• Description of the task:
Which lines in the data below contain the word "their"? Pull each of them out in full.

• Extracted information:

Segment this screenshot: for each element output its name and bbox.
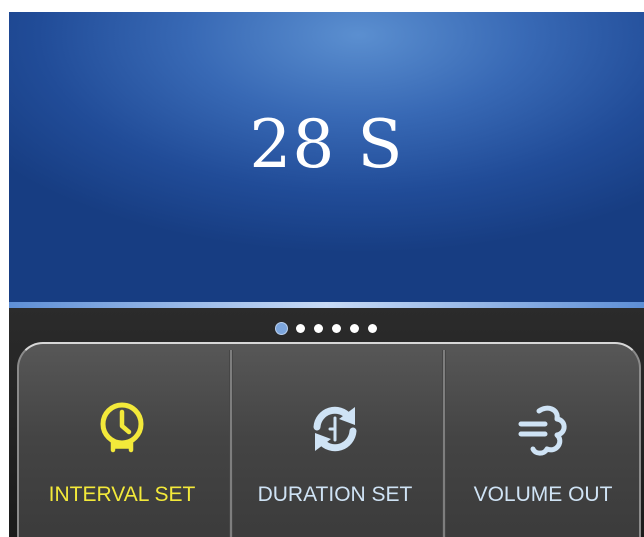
page-dot-1[interactable] (276, 322, 287, 334)
menu-panel: INTERVAL SET DURATION SET VOLUME OUT (17, 342, 641, 537)
interval-set-button[interactable]: INTERVAL SET (19, 344, 225, 537)
page-dot-4[interactable] (332, 323, 341, 333)
page-dot-3[interactable] (314, 323, 323, 333)
clock-icon (100, 402, 144, 453)
page-dot-2[interactable] (296, 323, 305, 333)
volume-out-label: VOLUME OUT (473, 483, 613, 506)
duration-set-label: DURATION SET (257, 483, 413, 506)
refresh-timer-icon (313, 406, 357, 452)
interval-set-label: INTERVAL SET (48, 483, 196, 506)
value-readout: 28 S (249, 106, 404, 183)
page-dot-6[interactable] (368, 323, 377, 333)
value-display: 28 S (9, 12, 644, 302)
page-dot-5[interactable] (350, 323, 359, 333)
tile-divider-1 (229, 350, 233, 537)
spray-cloud-icon (518, 405, 567, 456)
volume-out-button[interactable]: VOLUME OUT (448, 344, 638, 537)
page-indicator (9, 321, 644, 335)
duration-set-button[interactable]: DURATION SET (235, 344, 435, 537)
device-screen: 28 S INTERVAL SET DURATION SET VOLUME OU… (9, 12, 644, 537)
tile-divider-2 (442, 350, 446, 537)
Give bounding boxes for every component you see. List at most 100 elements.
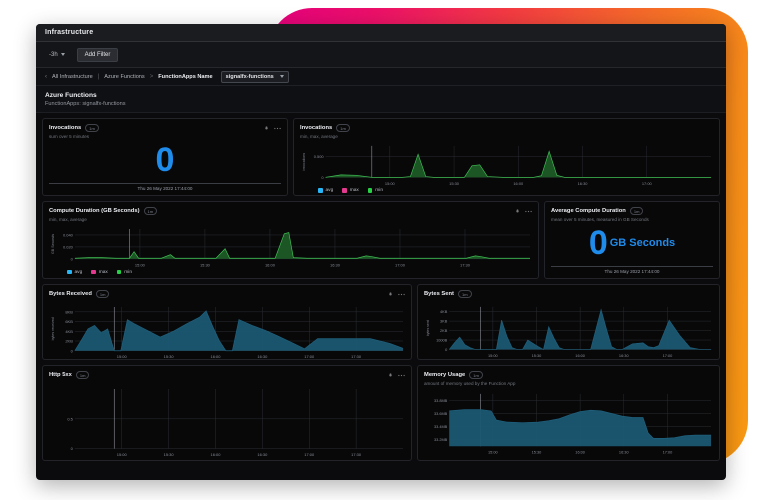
panel-header: Invocations 1m <box>300 124 713 133</box>
time-range-picker[interactable]: -3h <box>45 50 69 60</box>
page-header: Azure Functions FunctionApps: signalfx-f… <box>36 86 726 113</box>
x-axis-tick-label: 15:00 <box>488 449 498 454</box>
panel-resolution-badge: 1m <box>629 207 644 216</box>
panel-title: Http 5xx <box>49 372 72 379</box>
legend-item-min[interactable]: min <box>116 269 133 275</box>
x-axis-tick-label: 15:30 <box>164 354 175 359</box>
more-options-icon[interactable] <box>398 374 405 377</box>
bell-icon[interactable] <box>515 208 520 214</box>
y-axis-tick-label: 0.500 <box>314 154 325 159</box>
series-area-bytes received <box>74 311 404 351</box>
y-axis-tick-label: 4KB <box>65 329 73 334</box>
chart-compute-duration[interactable]: 0 0.020 0.040 15:00 15:30 16:00 16:30 17:00 17:3… <box>49 225 532 269</box>
more-options-icon[interactable] <box>274 127 281 130</box>
dashboard-row-4: Http 5xx 1m 0 0.5 15:00 15:30 16:00 16:30 17:0… <box>42 365 720 461</box>
legend-label-max: max <box>349 187 359 193</box>
panel-timestamp: Thu 26 May 2022 17:44:00 <box>49 182 281 191</box>
chart-http-5xx[interactable]: 0 0.5 15:00 15:30 16:00 16:30 17:00 17:30 <box>49 385 405 459</box>
panel-header: Invocations 1m <box>49 124 281 133</box>
y-axis-label: bytes received <box>51 318 55 341</box>
x-axis-tick-label: 15:30 <box>200 262 211 267</box>
y-axis-tick-label: 0 <box>445 347 447 352</box>
chart-invocations[interactable]: 0 0.500 15:00 15:30 16:00 16:30 17:00 invocatio… <box>300 142 713 187</box>
panel-invocations-chart: Invocations 1m min, max, average 0 0.500 1… <box>293 118 720 196</box>
x-axis-tick-label: 16:00 <box>265 262 276 267</box>
panel-header: Http 5xx 1m <box>49 371 405 380</box>
panel-header: Bytes Sent 1m <box>424 290 713 299</box>
panel-title: Invocations <box>300 125 333 132</box>
dashboard-grid: Invocations 1m sum over 5 minutes 0 Thu … <box>36 113 726 466</box>
panel-invocations-single: Invocations 1m sum over 5 minutes 0 Thu … <box>42 118 288 196</box>
x-axis-tick-label: 17:30 <box>351 452 362 457</box>
single-value-display: 0 <box>49 139 281 181</box>
legend-swatch-min <box>116 269 122 275</box>
more-options-icon[interactable] <box>525 210 532 213</box>
x-axis-tick-label: 16:00 <box>575 353 585 358</box>
legend-item-max[interactable]: max <box>342 188 359 193</box>
legend-item-avg[interactable]: avg <box>67 270 82 275</box>
x-axis-tick-label: 17:00 <box>663 449 673 454</box>
y-axis-tick-label: 1000B <box>436 338 448 343</box>
time-range-value: -3h <box>49 51 58 58</box>
functionapp-name-select[interactable]: signalfx-functions <box>220 70 289 83</box>
dashboard-row-2: Compute Duration (GB Seconds) 1m min, ma… <box>42 201 720 279</box>
y-axis-tick-label: 0.040 <box>63 232 74 237</box>
y-axis-tick-label: 33.4MB <box>434 424 448 429</box>
y-axis-label: GB Seconds <box>51 233 55 253</box>
chart-canvas: 33.2MB 33.4MB 33.6MB 33.8MB 15:00 15:30 16:00 1… <box>434 393 712 454</box>
panel-title: Bytes Sent <box>424 291 454 298</box>
panel-resolution-badge: 1m <box>143 207 158 216</box>
legend-item-avg[interactable]: avg <box>318 188 333 193</box>
panel-resolution-badge: 1m <box>85 124 99 133</box>
panel-resolution-badge: 1m <box>95 290 110 299</box>
bell-icon[interactable] <box>264 125 269 131</box>
x-axis-tick-label: 16:30 <box>619 449 629 454</box>
more-options-icon[interactable] <box>398 293 405 296</box>
chart-memory-usage[interactable]: 33.2MB 33.4MB 33.6MB 33.8MB 15:00 15:30 16:00 1… <box>424 390 713 456</box>
panel-http-5xx: Http 5xx 1m 0 0.5 15:00 15:30 16:00 16:30 17:0… <box>42 365 412 461</box>
legend-item-max[interactable]: max <box>91 270 108 275</box>
bell-icon[interactable] <box>388 291 393 297</box>
series-line-min <box>74 231 531 259</box>
x-axis-tick-label: 16:00 <box>513 180 524 185</box>
panel-header: Memory Usage 1m <box>424 371 713 380</box>
y-axis-tick-label: 6KB <box>65 319 73 324</box>
y-axis-tick-label: 2KB <box>440 328 448 333</box>
chart-canvas: 0 2KB 4KB 6KB 8KB 15:00 15:30 16:00 16:30 17:00 17… <box>51 307 404 359</box>
x-axis-tick-label: 16:30 <box>578 180 589 185</box>
app-window: Infrastructure -3h Add Filter ‹ All Infr… <box>36 24 726 480</box>
breadcrumb-dimension-label: FunctionApps Name <box>158 73 213 80</box>
y-axis-tick-label: 0.020 <box>63 244 74 249</box>
breadcrumb-root[interactable]: All Infrastructure <box>52 74 93 80</box>
panel-resolution-badge: 1m <box>469 371 483 380</box>
window-titlebar: Infrastructure <box>36 24 726 42</box>
y-axis-tick-label: 33.8MB <box>434 398 448 403</box>
chart-canvas: 0 0.500 15:00 15:30 16:00 16:30 17:00 invocatio… <box>302 145 712 185</box>
panel-header: Compute Duration (GB Seconds) 1m <box>49 207 532 216</box>
x-axis-tick-label: 16:00 <box>211 452 222 457</box>
x-axis-tick-label: 15:00 <box>488 353 498 358</box>
dashboard-row-1: Invocations 1m sum over 5 minutes 0 Thu … <box>42 118 720 196</box>
chart-bytes-received[interactable]: 0 2KB 4KB 6KB 8KB 15:00 15:30 16:00 16:30 17:00 17… <box>49 303 405 359</box>
legend-label-min: min <box>124 269 133 275</box>
panel-compute-duration: Compute Duration (GB Seconds) 1m min, ma… <box>42 201 539 279</box>
legend-label-avg: avg <box>325 187 334 193</box>
legend-item-min[interactable]: min <box>367 187 384 193</box>
chevron-left-icon[interactable]: ‹ <box>45 74 47 80</box>
bell-icon[interactable] <box>388 372 393 378</box>
avg-compute-duration-value: 0 <box>588 223 608 262</box>
chart-bytes-sent[interactable]: 0 1000B 2KB 3KB 4KB 15:00 15:30 16:00 16:30 17:00… <box>424 303 713 359</box>
add-filter-button[interactable]: Add Filter <box>76 47 119 62</box>
invocations-value: 0 <box>155 140 175 179</box>
page-subtitle: FunctionApps: signalfx-functions <box>45 101 126 107</box>
window-title: Infrastructure <box>45 29 94 36</box>
legend-swatch-min <box>367 188 373 193</box>
legend-label-min: min <box>375 187 384 193</box>
legend-swatch-avg <box>318 188 323 193</box>
panel-title: Average Compute Duration <box>551 208 626 215</box>
y-axis-tick-label: 8KB <box>65 310 73 315</box>
breadcrumb-section[interactable]: Azure Functions <box>104 74 144 80</box>
chart-canvas: 0 1000B 2KB 3KB 4KB 15:00 15:30 16:00 16:30 17:00… <box>426 307 712 358</box>
legend-swatch-max <box>91 269 96 275</box>
x-axis-tick-label: 16:00 <box>211 354 222 359</box>
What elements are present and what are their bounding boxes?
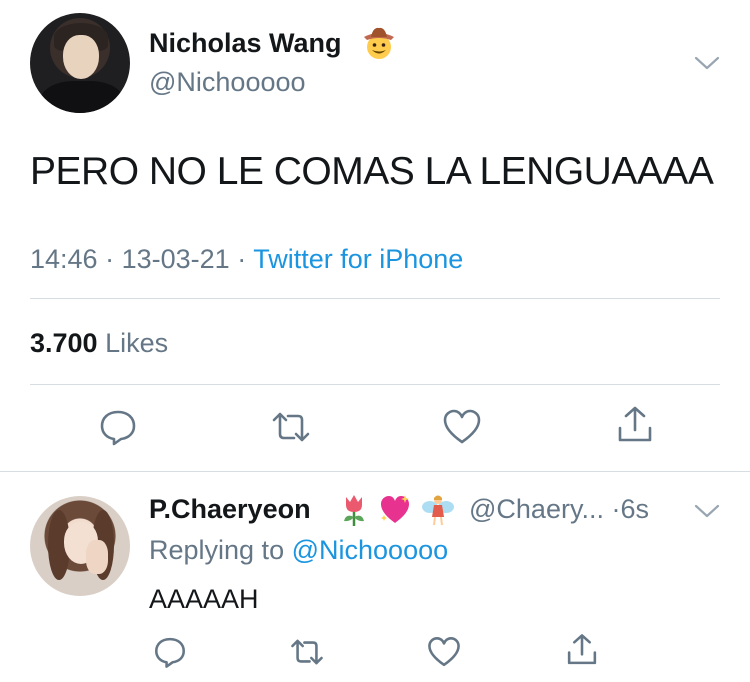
like-icon[interactable] — [426, 634, 462, 670]
replying-to: Replying to @Nichooooo — [149, 535, 448, 566]
reply-author-avatar[interactable] — [30, 496, 130, 596]
fairy-emoji-icon — [422, 495, 454, 526]
reply-text: AAAAAH — [149, 584, 259, 614]
replying-label: Replying to — [149, 535, 285, 565]
chevron-down-icon[interactable] — [694, 503, 720, 519]
tweet-source-link[interactable]: Twitter for iPhone — [253, 244, 463, 274]
replying-mention-link[interactable]: @Nichooooo — [292, 535, 449, 565]
tweet-time: 14:46 — [30, 244, 98, 274]
divider — [30, 384, 720, 385]
sparkling-heart-emoji-icon — [381, 495, 409, 523]
reply-icon[interactable] — [97, 406, 139, 448]
author-display-name[interactable]: Nicholas Wang — [149, 28, 342, 59]
share-icon[interactable] — [564, 632, 600, 668]
meta-separator: · — [105, 244, 115, 274]
cowboy-face-emoji-icon — [364, 27, 394, 59]
tulip-emoji-icon — [344, 495, 364, 526]
reply-icon[interactable] — [152, 634, 188, 670]
meta-separator: · — [237, 244, 247, 274]
divider — [30, 298, 720, 299]
share-icon[interactable] — [614, 404, 656, 446]
reply-age: 6s — [620, 494, 649, 524]
likes-stat[interactable]: 3.700 Likes — [30, 328, 168, 359]
author-handle[interactable]: @Nichooooo — [149, 67, 306, 98]
retweet-icon[interactable] — [289, 634, 325, 670]
reply-handle[interactable]: @Chaery... — [469, 494, 604, 524]
reply-handle-and-time: @Chaery... ·6s — [469, 494, 649, 525]
tweet-meta: 14:46 · 13-03-21 · Twitter for iPhone — [30, 244, 463, 275]
likes-label: Likes — [105, 328, 169, 358]
chevron-down-icon[interactable] — [694, 55, 720, 71]
tweet-text: PERO NO LE COMAS LA LENGUAAAA — [30, 150, 714, 193]
reply-display-name[interactable]: P.Chaeryeon — [149, 494, 311, 525]
retweet-icon[interactable] — [270, 406, 312, 448]
author-avatar[interactable] — [30, 13, 130, 113]
tweet-date: 13-03-21 — [121, 244, 230, 274]
divider — [0, 471, 750, 472]
like-icon[interactable] — [441, 406, 483, 448]
likes-count: 3.700 — [30, 328, 98, 358]
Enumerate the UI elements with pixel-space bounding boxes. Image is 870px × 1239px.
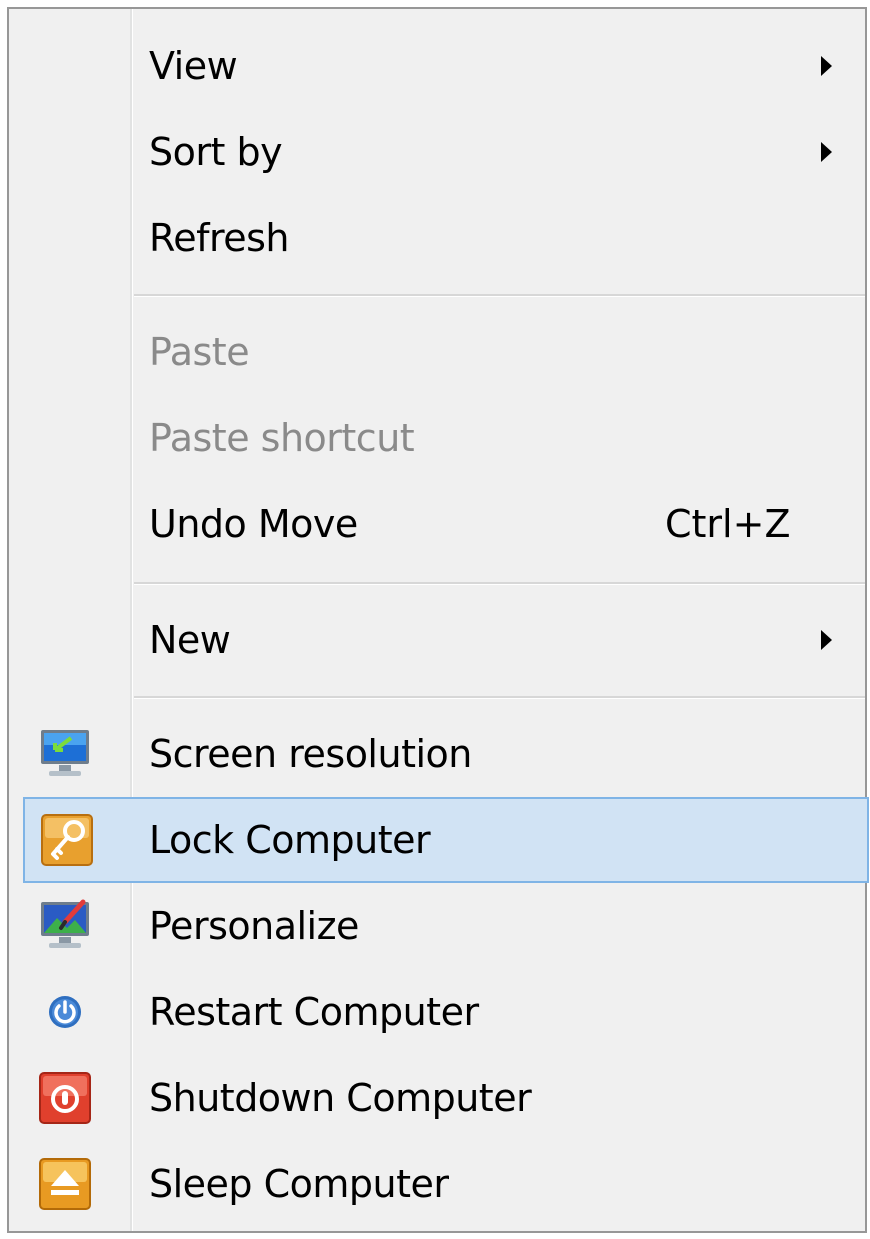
menu-item-screen-resolution[interactable]: Screen resolution [9, 711, 865, 797]
menu-item-restart-computer[interactable]: Restart Computer [9, 969, 865, 1055]
menu-item-shutdown-computer[interactable]: Shutdown Computer [9, 1055, 865, 1141]
menu-item-undo-move[interactable]: Undo Move Ctrl+Z [9, 481, 865, 567]
submenu-arrow-icon [821, 56, 832, 76]
menu-item-label: Refresh [149, 216, 290, 260]
menu-item-label: New [149, 618, 231, 662]
menu-item-sleep-computer[interactable]: Sleep Computer [9, 1141, 865, 1227]
submenu-arrow-icon [821, 142, 832, 162]
menu-item-new[interactable]: New [9, 597, 865, 683]
menu-item-label: Paste shortcut [149, 416, 415, 460]
screen-resolution-icon [37, 726, 93, 782]
menu-item-lock-computer[interactable]: Lock Computer [23, 797, 869, 883]
menu-item-label: Personalize [149, 904, 359, 948]
menu-item-label: Shutdown Computer [149, 1076, 532, 1120]
shutdown-power-icon [37, 1070, 93, 1126]
menu-item-label: Lock Computer [149, 818, 431, 862]
menu-item-label: Sort by [149, 130, 283, 174]
menu-item-personalize[interactable]: Personalize [9, 883, 865, 969]
menu-separator [134, 294, 865, 297]
restart-power-icon [37, 984, 93, 1040]
menu-item-paste: Paste [9, 309, 865, 395]
personalize-icon [37, 898, 93, 954]
menu-item-label: Screen resolution [149, 732, 472, 776]
menu-item-refresh[interactable]: Refresh [9, 195, 865, 281]
menu-separator [134, 582, 865, 585]
sleep-eject-icon [37, 1156, 93, 1212]
menu-item-sort-by[interactable]: Sort by [9, 109, 865, 195]
submenu-arrow-icon [821, 630, 832, 650]
menu-item-paste-shortcut: Paste shortcut [9, 395, 865, 481]
menu-item-label: Paste [149, 330, 250, 374]
menu-item-shortcut: Ctrl+Z [665, 502, 791, 546]
lock-key-icon [39, 812, 95, 868]
desktop-context-menu: View Sort by Refresh Paste Paste shortcu… [7, 7, 869, 1233]
menu-separator [134, 696, 865, 699]
menu-item-label: View [149, 44, 238, 88]
menu-item-label: Undo Move [149, 502, 358, 546]
menu-item-label: Restart Computer [149, 990, 479, 1034]
menu-item-view[interactable]: View [9, 23, 865, 109]
menu-item-label: Sleep Computer [149, 1162, 449, 1206]
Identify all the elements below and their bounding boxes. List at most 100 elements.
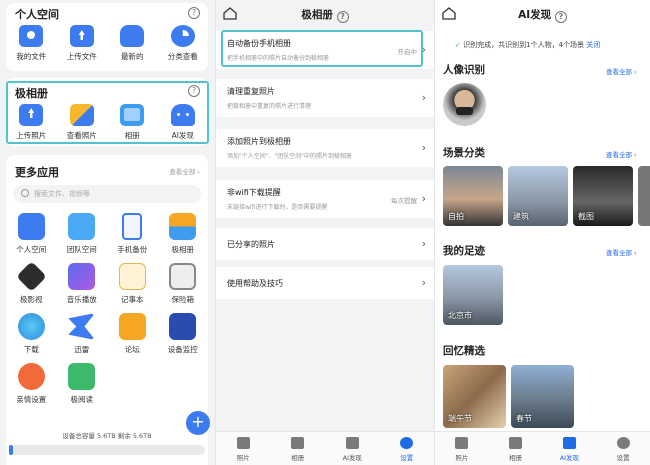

• Written reply:
What elements are present and what are their bounding boxes?
Identify all the elements below and their bounding boxes. List at most 100 elements.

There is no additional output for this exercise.